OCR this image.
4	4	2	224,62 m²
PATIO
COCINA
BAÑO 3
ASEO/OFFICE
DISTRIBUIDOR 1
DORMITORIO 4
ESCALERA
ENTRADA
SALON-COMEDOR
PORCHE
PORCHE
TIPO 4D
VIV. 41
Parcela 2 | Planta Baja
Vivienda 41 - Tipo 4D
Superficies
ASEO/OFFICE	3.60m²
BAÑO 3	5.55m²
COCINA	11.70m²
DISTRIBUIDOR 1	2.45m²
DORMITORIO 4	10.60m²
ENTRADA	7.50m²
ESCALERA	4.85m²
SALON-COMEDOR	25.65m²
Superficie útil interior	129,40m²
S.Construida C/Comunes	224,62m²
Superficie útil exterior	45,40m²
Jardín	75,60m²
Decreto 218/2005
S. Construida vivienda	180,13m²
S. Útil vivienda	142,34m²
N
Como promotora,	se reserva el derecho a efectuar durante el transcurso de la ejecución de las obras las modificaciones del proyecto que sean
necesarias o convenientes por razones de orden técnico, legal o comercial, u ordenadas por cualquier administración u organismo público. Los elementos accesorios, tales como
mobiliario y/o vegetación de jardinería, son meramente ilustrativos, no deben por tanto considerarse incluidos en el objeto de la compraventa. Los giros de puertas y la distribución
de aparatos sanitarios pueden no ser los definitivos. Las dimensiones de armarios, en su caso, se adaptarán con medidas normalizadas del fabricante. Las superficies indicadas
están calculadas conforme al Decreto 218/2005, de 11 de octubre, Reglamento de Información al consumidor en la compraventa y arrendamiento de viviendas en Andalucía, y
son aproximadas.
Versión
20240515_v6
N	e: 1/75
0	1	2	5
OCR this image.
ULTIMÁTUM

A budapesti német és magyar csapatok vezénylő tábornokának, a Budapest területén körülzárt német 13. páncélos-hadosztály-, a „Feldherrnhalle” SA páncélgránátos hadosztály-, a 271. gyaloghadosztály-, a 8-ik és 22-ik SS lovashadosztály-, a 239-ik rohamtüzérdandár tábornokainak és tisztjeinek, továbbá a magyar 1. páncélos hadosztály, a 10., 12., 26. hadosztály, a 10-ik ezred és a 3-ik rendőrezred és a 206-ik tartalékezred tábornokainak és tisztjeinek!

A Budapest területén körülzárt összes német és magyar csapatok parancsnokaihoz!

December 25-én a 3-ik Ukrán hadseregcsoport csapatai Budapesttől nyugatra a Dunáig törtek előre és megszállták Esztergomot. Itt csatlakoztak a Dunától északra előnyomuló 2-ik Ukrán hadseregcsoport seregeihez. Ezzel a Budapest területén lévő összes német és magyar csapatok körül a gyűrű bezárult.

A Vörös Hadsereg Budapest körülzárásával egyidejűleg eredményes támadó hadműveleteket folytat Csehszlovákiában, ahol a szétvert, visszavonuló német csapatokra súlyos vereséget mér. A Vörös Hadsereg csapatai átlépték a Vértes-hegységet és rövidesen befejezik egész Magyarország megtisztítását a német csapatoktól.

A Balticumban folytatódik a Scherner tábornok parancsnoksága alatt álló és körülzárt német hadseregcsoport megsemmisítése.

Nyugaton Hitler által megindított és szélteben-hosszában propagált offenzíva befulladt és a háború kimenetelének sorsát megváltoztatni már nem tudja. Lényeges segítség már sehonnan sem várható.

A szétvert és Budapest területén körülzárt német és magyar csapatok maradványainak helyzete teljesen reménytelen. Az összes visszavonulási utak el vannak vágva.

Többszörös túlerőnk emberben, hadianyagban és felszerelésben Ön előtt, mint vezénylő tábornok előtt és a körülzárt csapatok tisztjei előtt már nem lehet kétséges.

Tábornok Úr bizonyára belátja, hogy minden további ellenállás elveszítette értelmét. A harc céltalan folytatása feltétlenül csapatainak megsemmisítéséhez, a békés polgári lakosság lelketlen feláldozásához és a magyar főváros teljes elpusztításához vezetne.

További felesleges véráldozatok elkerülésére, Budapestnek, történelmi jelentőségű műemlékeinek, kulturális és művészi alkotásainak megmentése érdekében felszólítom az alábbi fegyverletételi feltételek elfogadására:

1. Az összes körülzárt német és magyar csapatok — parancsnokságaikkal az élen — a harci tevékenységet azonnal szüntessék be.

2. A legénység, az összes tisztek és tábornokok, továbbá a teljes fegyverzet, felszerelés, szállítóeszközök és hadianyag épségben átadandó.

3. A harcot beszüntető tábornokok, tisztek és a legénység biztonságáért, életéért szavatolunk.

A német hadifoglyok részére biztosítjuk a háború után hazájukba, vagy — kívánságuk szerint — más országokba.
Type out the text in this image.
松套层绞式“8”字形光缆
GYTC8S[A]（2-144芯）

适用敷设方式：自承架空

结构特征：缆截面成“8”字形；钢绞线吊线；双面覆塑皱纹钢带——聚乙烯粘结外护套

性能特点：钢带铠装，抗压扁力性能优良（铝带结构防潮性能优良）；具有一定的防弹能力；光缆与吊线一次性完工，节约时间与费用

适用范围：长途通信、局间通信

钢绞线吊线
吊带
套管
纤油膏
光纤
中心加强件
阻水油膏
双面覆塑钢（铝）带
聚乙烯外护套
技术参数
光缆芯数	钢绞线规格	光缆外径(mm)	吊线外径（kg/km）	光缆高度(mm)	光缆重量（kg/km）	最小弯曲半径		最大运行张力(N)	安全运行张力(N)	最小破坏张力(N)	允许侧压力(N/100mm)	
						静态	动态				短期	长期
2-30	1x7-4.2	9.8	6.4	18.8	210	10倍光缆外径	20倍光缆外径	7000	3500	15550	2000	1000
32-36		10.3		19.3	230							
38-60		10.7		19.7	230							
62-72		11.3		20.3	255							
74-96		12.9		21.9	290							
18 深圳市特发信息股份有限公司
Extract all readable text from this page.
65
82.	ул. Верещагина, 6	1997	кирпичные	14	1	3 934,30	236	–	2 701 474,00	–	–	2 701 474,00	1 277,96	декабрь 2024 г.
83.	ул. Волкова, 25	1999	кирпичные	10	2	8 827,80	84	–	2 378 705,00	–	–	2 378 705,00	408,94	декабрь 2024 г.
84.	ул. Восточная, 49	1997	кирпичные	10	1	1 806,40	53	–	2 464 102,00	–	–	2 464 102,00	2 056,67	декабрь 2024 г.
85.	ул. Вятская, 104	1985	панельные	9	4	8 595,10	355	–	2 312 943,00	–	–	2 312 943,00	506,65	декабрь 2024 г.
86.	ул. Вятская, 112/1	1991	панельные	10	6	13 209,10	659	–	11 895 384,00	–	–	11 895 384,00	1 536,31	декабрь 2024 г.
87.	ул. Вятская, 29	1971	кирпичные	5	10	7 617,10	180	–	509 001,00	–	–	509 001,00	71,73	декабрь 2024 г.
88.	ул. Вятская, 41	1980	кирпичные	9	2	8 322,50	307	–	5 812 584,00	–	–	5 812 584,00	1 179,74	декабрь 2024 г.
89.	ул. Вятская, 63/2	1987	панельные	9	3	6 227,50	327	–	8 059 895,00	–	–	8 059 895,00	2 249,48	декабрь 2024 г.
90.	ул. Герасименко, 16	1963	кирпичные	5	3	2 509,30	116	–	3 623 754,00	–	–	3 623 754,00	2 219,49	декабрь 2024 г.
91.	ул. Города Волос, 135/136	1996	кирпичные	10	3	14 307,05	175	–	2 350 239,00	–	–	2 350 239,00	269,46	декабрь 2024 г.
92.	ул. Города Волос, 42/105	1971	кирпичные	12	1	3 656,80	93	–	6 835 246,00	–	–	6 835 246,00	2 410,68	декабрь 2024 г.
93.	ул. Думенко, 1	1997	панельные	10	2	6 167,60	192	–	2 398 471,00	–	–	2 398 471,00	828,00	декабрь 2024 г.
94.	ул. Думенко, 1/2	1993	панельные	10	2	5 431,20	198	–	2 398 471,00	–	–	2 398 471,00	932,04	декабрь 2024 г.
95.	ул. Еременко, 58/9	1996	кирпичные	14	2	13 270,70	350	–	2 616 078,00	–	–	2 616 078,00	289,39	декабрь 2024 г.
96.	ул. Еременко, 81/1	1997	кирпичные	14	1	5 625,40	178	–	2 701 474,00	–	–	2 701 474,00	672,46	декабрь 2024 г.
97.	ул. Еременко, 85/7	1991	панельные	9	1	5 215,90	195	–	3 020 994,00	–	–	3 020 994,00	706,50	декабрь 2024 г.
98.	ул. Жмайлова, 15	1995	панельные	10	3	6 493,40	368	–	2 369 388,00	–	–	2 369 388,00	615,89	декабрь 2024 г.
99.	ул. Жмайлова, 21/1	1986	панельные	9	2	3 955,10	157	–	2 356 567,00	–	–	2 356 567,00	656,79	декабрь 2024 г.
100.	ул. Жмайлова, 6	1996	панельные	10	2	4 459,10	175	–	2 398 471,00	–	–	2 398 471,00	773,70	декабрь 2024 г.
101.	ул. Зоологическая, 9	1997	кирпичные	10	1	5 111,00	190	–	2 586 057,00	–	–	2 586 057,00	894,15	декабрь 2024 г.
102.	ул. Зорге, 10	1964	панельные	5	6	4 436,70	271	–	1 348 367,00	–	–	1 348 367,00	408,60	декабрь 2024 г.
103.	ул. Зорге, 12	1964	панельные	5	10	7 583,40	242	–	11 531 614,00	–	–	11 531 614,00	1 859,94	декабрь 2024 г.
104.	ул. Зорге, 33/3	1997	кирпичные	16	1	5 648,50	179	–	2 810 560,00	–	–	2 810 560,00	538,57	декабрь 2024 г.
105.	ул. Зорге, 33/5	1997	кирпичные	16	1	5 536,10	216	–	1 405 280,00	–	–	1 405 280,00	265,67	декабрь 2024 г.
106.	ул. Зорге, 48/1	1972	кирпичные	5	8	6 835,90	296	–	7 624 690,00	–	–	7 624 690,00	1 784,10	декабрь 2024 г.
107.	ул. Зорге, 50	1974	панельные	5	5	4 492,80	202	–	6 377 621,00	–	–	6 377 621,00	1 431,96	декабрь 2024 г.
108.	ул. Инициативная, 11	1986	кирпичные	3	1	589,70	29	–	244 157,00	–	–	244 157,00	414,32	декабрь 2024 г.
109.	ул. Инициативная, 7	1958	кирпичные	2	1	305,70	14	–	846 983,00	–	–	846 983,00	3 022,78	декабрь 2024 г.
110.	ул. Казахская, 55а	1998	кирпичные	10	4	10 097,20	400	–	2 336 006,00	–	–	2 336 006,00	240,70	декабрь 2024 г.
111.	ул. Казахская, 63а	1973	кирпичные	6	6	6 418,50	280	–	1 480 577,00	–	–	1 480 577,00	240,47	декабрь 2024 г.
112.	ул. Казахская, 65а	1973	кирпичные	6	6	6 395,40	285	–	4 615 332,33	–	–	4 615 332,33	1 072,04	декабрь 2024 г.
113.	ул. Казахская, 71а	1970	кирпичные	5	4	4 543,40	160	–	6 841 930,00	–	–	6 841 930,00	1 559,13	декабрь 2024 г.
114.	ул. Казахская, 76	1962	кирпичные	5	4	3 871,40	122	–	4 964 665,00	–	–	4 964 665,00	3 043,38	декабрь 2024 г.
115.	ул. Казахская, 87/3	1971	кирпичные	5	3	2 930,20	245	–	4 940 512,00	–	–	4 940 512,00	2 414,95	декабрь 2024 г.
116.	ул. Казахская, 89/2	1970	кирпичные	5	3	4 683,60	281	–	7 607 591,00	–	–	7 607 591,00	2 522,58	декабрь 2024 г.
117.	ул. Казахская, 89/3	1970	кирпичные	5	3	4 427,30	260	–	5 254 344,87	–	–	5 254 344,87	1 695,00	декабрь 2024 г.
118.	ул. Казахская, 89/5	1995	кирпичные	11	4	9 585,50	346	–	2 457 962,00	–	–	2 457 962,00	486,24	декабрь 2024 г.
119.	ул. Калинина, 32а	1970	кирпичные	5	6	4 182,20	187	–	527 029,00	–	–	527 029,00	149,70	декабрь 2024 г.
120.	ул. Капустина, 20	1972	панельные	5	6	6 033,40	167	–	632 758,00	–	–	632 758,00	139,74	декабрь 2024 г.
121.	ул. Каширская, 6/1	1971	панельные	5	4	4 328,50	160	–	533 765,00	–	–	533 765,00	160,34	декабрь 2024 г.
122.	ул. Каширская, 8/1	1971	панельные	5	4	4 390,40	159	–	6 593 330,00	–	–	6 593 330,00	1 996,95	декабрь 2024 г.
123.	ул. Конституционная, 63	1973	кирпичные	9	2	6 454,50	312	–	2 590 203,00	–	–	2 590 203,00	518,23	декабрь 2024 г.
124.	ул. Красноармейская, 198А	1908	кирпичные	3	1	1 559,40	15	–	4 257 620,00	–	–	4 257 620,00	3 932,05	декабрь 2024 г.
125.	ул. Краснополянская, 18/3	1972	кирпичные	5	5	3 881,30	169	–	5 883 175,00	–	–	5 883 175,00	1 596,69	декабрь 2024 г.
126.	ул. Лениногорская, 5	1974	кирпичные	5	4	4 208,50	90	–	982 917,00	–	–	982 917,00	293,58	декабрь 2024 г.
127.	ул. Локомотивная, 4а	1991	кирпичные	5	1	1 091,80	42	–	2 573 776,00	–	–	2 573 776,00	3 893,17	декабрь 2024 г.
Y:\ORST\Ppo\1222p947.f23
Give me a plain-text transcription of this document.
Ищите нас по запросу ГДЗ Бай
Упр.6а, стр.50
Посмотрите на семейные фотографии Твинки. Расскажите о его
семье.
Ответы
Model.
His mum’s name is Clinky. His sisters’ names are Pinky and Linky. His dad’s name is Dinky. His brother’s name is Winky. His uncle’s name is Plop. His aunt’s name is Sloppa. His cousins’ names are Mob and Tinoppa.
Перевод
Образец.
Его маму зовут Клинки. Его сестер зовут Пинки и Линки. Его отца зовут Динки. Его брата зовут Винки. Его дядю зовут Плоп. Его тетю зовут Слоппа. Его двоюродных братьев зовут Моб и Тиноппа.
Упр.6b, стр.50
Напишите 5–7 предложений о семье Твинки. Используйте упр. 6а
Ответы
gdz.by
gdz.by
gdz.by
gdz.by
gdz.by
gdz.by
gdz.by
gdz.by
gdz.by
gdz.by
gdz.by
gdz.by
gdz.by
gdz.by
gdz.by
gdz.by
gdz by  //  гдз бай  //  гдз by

-------

■ What you have to do ■
Select and copy every line of the material that holds the string "Казахская".

■ Worked solution ■
110.	ул. Казахская, 55а	1998	кирпичные	10	4	10 097,20	400	–	2 336 006,00	–	–	2 336 006,00	240,70	декабрь 2024 г.
111.	ул. Казахская, 63а	1973	кирпичные	6	6	6 418,50	280	–	1 480 577,00	–	–	1 480 577,00	240,47	декабрь 2024 г.
112.	ул. Казахская, 65а	1973	кирпичные	6	6	6 395,40	285	–	4 615 332,33	–	–	4 615 332,33	1 072,04	декабрь 2024 г.
113.	ул. Казахская, 71а	1970	кирпичные	5	4	4 543,40	160	–	6 841 930,00	–	–	6 841 930,00	1 559,13	декабрь 2024 г.
114.	ул. Казахская, 76	1962	кирпичные	5	4	3 871,40	122	–	4 964 665,00	–	–	4 964 665,00	3 043,38	декабрь 2024 г.
115.	ул. Казахская, 87/3	1971	кирпичные	5	3	2 930,20	245	–	4 940 512,00	–	–	4 940 512,00	2 414,95	декабрь 2024 г.
116.	ул. Казахская, 89/2	1970	кирпичные	5	3	4 683,60	281	–	7 607 591,00	–	–	7 607 591,00	2 522,58	декабрь 2024 г.
117.	ул. Казахская, 89/3	1970	кирпичные	5	3	4 427,30	260	–	5 254 344,87	–	–	5 254 344,87	1 695,00	декабрь 2024 г.
118.	ул. Казахская, 89/5	1995	кирпичные	11	4	9 585,50	346	–	2 457 962,00	–	–	2 457 962,00	486,24	декабрь 2024 г.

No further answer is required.